__Work instruction__
Please restate each entry that follows word for word.

[Stored data entries]
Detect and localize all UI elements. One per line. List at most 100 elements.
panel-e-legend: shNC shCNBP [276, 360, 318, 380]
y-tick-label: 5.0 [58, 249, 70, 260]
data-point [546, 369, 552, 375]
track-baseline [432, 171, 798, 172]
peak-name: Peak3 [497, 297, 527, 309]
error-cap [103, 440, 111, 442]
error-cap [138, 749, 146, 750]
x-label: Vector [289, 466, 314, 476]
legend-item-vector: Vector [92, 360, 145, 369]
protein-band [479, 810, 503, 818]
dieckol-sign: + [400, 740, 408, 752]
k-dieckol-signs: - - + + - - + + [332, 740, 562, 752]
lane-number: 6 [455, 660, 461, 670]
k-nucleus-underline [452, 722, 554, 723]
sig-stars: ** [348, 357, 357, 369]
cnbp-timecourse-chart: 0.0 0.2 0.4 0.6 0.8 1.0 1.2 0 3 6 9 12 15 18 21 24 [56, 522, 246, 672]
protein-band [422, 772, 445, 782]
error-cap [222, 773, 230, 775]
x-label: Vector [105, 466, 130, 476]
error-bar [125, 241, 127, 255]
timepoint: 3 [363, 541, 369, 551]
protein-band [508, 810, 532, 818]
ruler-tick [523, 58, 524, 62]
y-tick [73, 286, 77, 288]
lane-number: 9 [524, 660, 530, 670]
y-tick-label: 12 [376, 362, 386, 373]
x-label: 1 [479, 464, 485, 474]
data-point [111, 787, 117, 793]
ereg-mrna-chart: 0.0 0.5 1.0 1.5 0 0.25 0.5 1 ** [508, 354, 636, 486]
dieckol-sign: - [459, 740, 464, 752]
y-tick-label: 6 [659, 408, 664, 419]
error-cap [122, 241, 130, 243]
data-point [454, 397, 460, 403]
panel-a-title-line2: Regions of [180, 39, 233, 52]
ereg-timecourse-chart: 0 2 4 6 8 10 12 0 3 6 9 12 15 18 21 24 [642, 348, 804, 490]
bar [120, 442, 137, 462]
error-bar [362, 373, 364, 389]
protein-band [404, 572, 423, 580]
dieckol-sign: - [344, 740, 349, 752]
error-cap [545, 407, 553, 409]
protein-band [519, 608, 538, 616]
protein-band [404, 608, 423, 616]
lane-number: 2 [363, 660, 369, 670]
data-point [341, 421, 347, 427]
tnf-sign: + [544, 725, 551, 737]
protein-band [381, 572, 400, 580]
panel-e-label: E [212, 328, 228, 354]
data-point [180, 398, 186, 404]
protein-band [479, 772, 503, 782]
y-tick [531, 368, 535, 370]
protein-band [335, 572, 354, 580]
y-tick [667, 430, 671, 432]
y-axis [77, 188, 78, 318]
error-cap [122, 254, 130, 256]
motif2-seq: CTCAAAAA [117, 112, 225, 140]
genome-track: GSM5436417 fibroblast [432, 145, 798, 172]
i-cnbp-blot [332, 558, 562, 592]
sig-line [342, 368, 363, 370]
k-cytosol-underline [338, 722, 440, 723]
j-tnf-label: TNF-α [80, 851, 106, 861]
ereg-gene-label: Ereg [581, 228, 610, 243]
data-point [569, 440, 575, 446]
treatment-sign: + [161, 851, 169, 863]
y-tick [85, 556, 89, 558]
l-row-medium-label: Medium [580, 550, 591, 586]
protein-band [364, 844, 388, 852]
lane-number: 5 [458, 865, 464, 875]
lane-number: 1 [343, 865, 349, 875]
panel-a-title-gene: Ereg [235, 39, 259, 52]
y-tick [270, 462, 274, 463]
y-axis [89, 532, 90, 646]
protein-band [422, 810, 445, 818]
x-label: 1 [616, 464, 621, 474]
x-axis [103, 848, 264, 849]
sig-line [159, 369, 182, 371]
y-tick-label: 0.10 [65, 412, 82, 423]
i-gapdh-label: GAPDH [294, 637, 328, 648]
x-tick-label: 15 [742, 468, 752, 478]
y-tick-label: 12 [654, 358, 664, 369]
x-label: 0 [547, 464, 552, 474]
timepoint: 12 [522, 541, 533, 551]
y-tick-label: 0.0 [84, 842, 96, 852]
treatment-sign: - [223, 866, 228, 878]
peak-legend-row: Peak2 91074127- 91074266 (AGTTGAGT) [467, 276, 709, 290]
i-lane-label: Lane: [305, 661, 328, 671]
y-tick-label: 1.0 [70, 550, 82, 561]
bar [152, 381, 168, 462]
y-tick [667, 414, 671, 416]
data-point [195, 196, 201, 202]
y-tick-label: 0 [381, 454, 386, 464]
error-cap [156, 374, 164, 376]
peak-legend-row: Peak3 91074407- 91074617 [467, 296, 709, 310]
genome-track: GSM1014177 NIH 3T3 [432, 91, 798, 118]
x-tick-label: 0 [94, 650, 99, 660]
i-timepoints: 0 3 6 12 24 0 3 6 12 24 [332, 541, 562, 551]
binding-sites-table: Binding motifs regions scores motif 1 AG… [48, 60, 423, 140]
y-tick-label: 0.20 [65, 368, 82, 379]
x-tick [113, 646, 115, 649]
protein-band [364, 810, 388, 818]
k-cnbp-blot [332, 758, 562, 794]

__Response for this exercise__
Detect and localize all UI elements. One per line. List at most 100 elements.
panel-e-legend: shNC shCNBP [276, 360, 318, 380]
y-tick-label: 5.0 [58, 249, 70, 260]
data-point [546, 369, 552, 375]
track-baseline [432, 171, 798, 172]
peak-name: Peak3 [497, 297, 527, 309]
error-cap [103, 440, 111, 442]
error-cap [138, 749, 146, 750]
x-label: Vector [289, 466, 314, 476]
legend-item-vector: Vector [92, 360, 145, 369]
protein-band [479, 810, 503, 818]
dieckol-sign: + [400, 740, 408, 752]
k-dieckol-signs: - - + + - - + + [332, 740, 562, 752]
lane-number: 6 [455, 660, 461, 670]
k-nucleus-underline [452, 722, 554, 723]
sig-stars: ** [348, 357, 357, 369]
cnbp-timecourse-chart: 0.0 0.2 0.4 0.6 0.8 1.0 1.2 0 3 6 9 12 15 18 21 24 [56, 522, 246, 672]
protein-band [422, 772, 445, 782]
error-cap [222, 773, 230, 775]
x-label: Vector [105, 466, 130, 476]
error-bar [125, 241, 127, 255]
timepoint: 3 [363, 541, 369, 551]
protein-band [508, 810, 532, 818]
ruler-tick [523, 58, 524, 62]
y-tick [73, 286, 77, 288]
lane-number: 9 [524, 660, 530, 670]
y-tick-label: 12 [376, 362, 386, 373]
x-label: 1 [479, 464, 485, 474]
data-point [111, 787, 117, 793]
ereg-mrna-chart: 0.0 0.5 1.0 1.5 0 0.25 0.5 1 ** [508, 354, 636, 486]
dieckol-sign: - [459, 740, 464, 752]
y-tick-label: 6 [659, 408, 664, 419]
error-cap [122, 241, 130, 243]
data-point [454, 397, 460, 403]
panel-a-title-line2: Regions of [180, 39, 233, 52]
ereg-timecourse-chart: 0 2 4 6 8 10 12 0 3 6 9 12 15 18 21 24 [642, 348, 804, 490]
bar [120, 442, 137, 462]
error-bar [362, 373, 364, 389]
protein-band [404, 572, 423, 580]
dieckol-sign: - [344, 740, 349, 752]
error-cap [545, 407, 553, 409]
protein-band [519, 608, 538, 616]
protein-band [404, 608, 423, 616]
lane-number: 2 [363, 660, 369, 670]
data-point [341, 421, 347, 427]
tnf-sign: + [544, 725, 551, 737]
protein-band [381, 572, 400, 580]
panel-e-label: E [212, 328, 228, 354]
data-point [180, 398, 186, 404]
protein-band [479, 772, 503, 782]
y-tick [531, 368, 535, 370]
protein-band [335, 572, 354, 580]
y-tick [667, 430, 671, 432]
y-axis [77, 188, 78, 318]
error-cap [122, 254, 130, 256]
motif2-seq: CTCAAAAA [117, 112, 225, 140]
genome-track: GSM5436417 fibroblast [432, 145, 798, 172]
i-cnbp-blot [332, 558, 562, 592]
sig-line [342, 368, 363, 370]
k-cytosol-underline [338, 722, 440, 723]
j-tnf-label: TNF-α [80, 851, 106, 861]
ereg-gene-label: Ereg [581, 228, 610, 243]
data-point [569, 440, 575, 446]
treatment-sign: + [161, 851, 169, 863]
y-tick [85, 556, 89, 558]
l-row-medium-label: Medium [580, 550, 591, 586]
protein-band [364, 844, 388, 852]
lane-number: 5 [458, 865, 464, 875]
lane-number: 1 [343, 865, 349, 875]
panel-a-title-gene: Ereg [235, 39, 259, 52]
y-tick [270, 462, 274, 463]
y-axis [89, 532, 90, 646]
protein-band [422, 810, 445, 818]
x-label: 1 [616, 464, 621, 474]
x-axis [103, 848, 264, 849]
sig-line [159, 369, 182, 371]
y-tick-label: 0.10 [65, 412, 82, 423]
i-gapdh-label: GAPDH [294, 637, 328, 648]
x-tick-label: 15 [742, 468, 752, 478]
y-tick-label: 12 [654, 358, 664, 369]
x-label: 0 [547, 464, 552, 474]
timepoint: 12 [522, 541, 533, 551]
y-tick-label: 0.0 [84, 842, 96, 852]
treatment-sign: - [223, 866, 228, 878]
peak-legend-row: Peak2 91074127- 91074266 (AGTTGAGT) [467, 276, 709, 290]
i-lane-label: Lane: [305, 661, 328, 671]
y-tick-label: 1.0 [70, 550, 82, 561]
bar [152, 381, 168, 462]
y-tick [667, 414, 671, 416]
data-point [195, 196, 201, 202]
y-tick-label: 0 [381, 454, 386, 464]
error-cap [156, 374, 164, 376]
peak-legend-row: Peak3 91074407- 91074617 [467, 296, 709, 310]
genome-track: GSM1014177 NIH 3T3 [432, 91, 798, 118]
x-tick-label: 0 [94, 650, 99, 660]
i-timepoints: 0 3 6 12 24 0 3 6 12 24 [332, 541, 562, 551]
binding-sites-table: Binding motifs regions scores motif 1 AG… [48, 60, 423, 140]
y-tick-label: 0.20 [65, 368, 82, 379]
x-tick [113, 646, 115, 649]
protein-band [364, 810, 388, 818]
k-cnbp-blot [332, 758, 562, 794]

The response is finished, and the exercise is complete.